**DATA SUPPLIED**
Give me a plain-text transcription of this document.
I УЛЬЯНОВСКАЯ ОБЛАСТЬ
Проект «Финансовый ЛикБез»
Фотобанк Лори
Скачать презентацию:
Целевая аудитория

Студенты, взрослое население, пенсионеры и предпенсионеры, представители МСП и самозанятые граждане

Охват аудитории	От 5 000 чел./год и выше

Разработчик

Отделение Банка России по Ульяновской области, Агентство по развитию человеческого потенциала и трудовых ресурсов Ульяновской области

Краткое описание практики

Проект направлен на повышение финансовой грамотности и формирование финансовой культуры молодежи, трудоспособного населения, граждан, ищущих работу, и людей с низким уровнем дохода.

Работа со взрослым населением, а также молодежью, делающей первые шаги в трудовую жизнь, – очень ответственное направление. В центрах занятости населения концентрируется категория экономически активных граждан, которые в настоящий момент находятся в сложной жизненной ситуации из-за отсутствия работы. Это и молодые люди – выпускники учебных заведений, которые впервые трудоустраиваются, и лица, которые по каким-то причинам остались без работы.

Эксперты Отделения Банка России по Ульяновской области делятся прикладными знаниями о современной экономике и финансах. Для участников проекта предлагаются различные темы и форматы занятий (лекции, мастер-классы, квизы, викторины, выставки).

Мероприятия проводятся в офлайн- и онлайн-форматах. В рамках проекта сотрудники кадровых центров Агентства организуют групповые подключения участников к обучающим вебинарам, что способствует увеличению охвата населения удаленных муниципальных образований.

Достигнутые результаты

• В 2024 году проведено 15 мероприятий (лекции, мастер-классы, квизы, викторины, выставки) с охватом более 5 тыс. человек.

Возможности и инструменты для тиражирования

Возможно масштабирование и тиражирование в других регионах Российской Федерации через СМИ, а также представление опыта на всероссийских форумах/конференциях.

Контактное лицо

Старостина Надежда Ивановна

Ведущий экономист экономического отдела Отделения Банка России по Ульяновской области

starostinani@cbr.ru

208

**TASK TO COMPLETE**
Return every entry verbatim.

**EXERCISE RESULT**
Give me a plain-text transcription of this document.
I УЛЬЯНОВСКАЯ ОБЛАСТЬ
Проект «Финансовый ЛикБез»
Фотобанк Лори
Скачать презентацию:
Целевая аудитория

Студенты, взрослое население, пенсионеры и предпенсионеры, представители МСП и самозанятые граждане

Охват аудитории	От 5 000 чел./год и выше

Разработчик

Отделение Банка России по Ульяновской области, Агентство по развитию человеческого потенциала и трудовых ресурсов Ульяновской области

Краткое описание практики

Проект направлен на повышение финансовой грамотности и формирование финансовой культуры молодежи, трудоспособного населения, граждан, ищущих работу, и людей с низким уровнем дохода.

Работа со взрослым населением, а также молодежью, делающей первые шаги в трудовую жизнь, – очень ответственное направление. В центрах занятости населения концентрируется категория экономически активных граждан, которые в настоящий момент находятся в сложной жизненной ситуации из-за отсутствия работы. Это и молодые люди – выпускники учебных заведений, которые впервые трудоустраиваются, и лица, которые по каким-то причинам остались без работы.

Эксперты Отделения Банка России по Ульяновской области делятся прикладными знаниями о современной экономике и финансах. Для участников проекта предлагаются различные темы и форматы занятий (лекции, мастер-классы, квизы, викторины, выставки).

Мероприятия проводятся в офлайн- и онлайн-форматах. В рамках проекта сотрудники кадровых центров Агентства организуют групповые подключения участников к обучающим вебинарам, что способствует увеличению охвата населения удаленных муниципальных образований.

Достигнутые результаты

• В 2024 году проведено 15 мероприятий (лекции, мастер-классы, квизы, викторины, выставки) с охватом более 5 тыс. человек.

Возможности и инструменты для тиражирования

Возможно масштабирование и тиражирование в других регионах Российской Федерации через СМИ, а также представление опыта на всероссийских форумах/конференциях.

Контактное лицо

Старостина Надежда Ивановна

Ведущий экономист экономического отдела Отделения Банка России по Ульяновской области

starostinani@cbr.ru

208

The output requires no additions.